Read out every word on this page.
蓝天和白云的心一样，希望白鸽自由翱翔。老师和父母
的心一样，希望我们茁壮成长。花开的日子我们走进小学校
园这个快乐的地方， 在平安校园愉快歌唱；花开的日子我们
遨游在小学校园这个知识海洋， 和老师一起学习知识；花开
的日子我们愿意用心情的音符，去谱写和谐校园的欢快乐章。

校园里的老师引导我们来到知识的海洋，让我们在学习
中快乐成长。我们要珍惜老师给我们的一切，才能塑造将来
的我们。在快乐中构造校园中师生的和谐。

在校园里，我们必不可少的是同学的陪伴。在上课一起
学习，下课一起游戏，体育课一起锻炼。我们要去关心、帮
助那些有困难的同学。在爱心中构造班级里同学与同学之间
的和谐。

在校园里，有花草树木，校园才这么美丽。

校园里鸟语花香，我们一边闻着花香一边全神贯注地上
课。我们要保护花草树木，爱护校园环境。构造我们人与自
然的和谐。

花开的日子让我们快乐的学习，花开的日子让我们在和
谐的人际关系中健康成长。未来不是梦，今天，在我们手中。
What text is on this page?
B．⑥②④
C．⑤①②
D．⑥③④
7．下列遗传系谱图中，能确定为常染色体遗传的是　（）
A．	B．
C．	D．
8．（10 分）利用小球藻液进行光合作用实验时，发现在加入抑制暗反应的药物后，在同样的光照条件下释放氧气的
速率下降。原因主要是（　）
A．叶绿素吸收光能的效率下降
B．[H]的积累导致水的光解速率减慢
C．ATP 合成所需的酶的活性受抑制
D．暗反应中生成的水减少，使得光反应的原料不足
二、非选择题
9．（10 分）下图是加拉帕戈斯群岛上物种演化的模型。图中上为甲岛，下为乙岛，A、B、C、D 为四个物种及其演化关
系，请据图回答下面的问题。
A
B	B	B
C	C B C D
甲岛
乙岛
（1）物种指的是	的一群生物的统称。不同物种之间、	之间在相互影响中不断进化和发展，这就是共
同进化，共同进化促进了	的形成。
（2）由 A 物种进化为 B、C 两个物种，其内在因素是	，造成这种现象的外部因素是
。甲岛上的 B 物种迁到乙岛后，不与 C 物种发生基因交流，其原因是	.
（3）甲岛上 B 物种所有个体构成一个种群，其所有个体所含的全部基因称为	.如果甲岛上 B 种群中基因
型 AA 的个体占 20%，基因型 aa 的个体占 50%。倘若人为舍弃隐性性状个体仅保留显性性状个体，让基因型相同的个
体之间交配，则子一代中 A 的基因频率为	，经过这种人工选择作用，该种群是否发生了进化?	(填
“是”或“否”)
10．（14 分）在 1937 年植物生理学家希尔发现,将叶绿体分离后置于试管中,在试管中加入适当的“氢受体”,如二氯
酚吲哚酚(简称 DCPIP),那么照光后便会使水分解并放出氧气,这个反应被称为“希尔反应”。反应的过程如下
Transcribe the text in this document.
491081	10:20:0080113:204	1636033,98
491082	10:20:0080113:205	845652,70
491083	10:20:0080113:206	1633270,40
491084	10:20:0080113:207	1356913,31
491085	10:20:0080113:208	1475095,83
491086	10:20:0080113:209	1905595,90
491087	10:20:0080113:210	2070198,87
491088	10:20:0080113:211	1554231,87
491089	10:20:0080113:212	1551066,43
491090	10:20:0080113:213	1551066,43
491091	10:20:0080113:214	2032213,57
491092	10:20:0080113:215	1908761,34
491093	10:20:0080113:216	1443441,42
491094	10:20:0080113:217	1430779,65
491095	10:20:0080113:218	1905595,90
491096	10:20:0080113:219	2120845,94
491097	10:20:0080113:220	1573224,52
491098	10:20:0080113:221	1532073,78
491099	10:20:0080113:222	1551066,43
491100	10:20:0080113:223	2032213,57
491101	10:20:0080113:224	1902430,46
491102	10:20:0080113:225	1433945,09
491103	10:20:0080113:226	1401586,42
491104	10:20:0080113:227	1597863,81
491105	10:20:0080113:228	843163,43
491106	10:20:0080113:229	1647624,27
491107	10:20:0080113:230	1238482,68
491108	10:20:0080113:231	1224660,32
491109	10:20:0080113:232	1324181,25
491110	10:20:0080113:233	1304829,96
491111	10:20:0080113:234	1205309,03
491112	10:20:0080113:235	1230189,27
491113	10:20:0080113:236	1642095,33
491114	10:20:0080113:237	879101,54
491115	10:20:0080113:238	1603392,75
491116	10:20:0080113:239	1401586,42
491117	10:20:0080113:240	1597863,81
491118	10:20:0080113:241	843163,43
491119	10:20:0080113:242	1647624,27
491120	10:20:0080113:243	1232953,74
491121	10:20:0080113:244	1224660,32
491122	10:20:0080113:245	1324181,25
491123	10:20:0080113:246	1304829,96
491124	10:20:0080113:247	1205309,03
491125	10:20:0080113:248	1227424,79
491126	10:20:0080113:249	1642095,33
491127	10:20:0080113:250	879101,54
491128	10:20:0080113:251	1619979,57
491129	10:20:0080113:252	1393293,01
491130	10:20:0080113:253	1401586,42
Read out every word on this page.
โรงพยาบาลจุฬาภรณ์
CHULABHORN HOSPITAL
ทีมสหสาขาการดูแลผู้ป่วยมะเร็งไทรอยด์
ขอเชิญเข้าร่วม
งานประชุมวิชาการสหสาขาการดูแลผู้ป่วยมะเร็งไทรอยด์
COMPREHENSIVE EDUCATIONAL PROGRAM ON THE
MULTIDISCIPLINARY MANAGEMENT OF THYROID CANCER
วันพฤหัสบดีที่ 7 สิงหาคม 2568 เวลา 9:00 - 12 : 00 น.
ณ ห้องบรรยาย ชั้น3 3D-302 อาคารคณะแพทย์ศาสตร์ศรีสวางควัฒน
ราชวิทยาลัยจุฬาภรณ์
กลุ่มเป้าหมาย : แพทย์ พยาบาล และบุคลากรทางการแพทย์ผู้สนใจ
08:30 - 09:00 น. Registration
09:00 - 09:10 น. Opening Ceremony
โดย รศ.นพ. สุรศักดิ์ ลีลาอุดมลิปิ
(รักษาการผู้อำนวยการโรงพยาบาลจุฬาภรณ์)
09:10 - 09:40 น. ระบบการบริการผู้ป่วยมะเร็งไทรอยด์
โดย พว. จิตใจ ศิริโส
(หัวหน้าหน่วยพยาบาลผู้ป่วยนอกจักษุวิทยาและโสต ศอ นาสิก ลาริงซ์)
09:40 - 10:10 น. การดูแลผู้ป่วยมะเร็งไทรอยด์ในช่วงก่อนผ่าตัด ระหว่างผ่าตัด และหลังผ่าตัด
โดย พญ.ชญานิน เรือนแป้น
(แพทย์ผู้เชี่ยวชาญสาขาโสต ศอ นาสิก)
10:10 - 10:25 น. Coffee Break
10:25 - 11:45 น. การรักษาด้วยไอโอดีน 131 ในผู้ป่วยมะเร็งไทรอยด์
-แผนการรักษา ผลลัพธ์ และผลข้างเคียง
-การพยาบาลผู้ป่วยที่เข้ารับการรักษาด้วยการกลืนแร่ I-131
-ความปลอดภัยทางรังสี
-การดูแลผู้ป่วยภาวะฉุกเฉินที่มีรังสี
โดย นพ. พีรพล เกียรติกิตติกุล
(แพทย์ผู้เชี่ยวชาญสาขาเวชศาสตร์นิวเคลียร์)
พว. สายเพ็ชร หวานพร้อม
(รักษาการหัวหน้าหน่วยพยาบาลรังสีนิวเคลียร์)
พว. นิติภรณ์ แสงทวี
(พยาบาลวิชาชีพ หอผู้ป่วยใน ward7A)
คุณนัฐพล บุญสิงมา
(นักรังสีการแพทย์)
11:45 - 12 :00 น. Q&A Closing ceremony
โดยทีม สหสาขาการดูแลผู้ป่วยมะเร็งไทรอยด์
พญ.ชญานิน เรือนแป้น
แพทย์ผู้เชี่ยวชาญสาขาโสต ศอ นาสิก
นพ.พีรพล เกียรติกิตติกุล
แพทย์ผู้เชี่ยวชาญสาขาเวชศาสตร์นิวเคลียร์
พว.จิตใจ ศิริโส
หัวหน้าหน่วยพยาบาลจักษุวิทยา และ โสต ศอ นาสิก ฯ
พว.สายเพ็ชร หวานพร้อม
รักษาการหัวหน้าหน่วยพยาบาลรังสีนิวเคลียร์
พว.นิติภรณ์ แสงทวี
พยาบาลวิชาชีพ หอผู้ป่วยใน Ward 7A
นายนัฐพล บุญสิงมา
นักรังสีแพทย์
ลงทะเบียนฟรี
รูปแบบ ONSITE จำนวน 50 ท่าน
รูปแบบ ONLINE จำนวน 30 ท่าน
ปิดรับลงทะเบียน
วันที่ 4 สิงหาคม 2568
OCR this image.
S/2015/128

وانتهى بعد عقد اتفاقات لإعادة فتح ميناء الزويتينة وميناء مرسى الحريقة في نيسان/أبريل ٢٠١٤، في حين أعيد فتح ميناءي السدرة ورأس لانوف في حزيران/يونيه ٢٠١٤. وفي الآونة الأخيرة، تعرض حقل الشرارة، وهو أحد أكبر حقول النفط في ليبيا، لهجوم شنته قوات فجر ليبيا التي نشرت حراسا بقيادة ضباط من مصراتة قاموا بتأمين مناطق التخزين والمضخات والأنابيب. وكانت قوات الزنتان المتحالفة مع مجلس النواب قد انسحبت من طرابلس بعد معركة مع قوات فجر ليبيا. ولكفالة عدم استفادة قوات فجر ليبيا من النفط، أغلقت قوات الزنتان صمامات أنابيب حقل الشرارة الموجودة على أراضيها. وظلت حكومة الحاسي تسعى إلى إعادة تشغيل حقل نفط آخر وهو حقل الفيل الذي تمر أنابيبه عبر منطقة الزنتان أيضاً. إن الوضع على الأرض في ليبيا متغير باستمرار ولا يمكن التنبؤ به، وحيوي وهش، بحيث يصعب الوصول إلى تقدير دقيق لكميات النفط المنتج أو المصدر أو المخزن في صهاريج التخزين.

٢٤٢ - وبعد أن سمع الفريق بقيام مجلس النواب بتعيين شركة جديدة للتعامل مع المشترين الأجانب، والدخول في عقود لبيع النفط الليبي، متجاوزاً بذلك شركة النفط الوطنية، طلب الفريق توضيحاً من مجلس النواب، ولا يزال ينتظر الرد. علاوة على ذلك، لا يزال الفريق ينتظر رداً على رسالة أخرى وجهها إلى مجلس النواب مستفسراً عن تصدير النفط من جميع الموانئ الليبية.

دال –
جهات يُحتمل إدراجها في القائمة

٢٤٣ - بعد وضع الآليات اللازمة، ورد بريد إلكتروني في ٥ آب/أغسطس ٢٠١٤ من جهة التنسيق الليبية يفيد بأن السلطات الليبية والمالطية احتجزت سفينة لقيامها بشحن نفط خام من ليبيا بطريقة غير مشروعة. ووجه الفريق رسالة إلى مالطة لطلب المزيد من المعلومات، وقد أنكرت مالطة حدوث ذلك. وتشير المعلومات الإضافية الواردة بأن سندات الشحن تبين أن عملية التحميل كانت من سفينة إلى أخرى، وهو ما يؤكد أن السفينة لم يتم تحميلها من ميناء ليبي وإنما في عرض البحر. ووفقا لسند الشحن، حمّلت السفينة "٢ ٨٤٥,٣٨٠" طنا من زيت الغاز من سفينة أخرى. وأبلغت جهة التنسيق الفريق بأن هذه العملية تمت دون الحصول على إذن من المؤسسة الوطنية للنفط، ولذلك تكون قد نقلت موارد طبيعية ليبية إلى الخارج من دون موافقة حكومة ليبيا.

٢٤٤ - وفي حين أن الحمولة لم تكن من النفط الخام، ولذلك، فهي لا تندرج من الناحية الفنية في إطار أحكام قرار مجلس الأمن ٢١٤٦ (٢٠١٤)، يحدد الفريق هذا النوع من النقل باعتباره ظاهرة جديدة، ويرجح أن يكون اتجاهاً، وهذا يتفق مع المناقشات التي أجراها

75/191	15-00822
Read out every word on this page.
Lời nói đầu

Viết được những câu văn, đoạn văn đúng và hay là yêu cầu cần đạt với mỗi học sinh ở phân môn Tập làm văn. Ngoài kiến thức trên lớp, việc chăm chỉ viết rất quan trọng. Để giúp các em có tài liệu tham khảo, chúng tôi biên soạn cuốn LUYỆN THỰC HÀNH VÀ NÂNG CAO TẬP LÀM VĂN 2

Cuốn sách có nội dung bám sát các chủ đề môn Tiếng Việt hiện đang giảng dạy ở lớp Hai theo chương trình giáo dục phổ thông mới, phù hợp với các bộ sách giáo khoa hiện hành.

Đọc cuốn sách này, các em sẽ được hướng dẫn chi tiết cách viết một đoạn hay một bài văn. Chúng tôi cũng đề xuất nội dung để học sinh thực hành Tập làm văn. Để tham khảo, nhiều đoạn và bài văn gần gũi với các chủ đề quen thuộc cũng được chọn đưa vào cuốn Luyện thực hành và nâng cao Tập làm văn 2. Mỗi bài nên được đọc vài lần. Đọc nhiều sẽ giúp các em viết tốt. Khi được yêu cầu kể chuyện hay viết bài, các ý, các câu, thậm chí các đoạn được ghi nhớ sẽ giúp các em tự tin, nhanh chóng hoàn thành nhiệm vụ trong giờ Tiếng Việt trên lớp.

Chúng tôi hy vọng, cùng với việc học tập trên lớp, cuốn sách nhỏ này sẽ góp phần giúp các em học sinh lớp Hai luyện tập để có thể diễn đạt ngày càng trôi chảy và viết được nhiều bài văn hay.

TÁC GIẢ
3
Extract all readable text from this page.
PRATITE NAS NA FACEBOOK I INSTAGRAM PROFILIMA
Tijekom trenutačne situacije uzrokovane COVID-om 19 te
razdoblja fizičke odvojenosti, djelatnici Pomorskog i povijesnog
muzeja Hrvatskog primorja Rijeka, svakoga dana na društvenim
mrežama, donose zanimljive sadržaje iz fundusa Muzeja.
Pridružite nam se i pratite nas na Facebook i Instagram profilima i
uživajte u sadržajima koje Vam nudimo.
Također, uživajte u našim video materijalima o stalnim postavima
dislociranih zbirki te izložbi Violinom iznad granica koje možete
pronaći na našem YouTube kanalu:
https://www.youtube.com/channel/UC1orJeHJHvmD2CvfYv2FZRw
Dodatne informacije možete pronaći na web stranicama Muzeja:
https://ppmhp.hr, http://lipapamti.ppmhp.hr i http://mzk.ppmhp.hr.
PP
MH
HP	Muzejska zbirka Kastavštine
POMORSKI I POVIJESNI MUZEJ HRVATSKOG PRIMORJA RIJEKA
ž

__Goal of the exercise__
Copy each line from the records above that includes the string "text".

__Problem solution__
What text is on this page?
Transcribe the text in this document.
Extract all readable text from this page.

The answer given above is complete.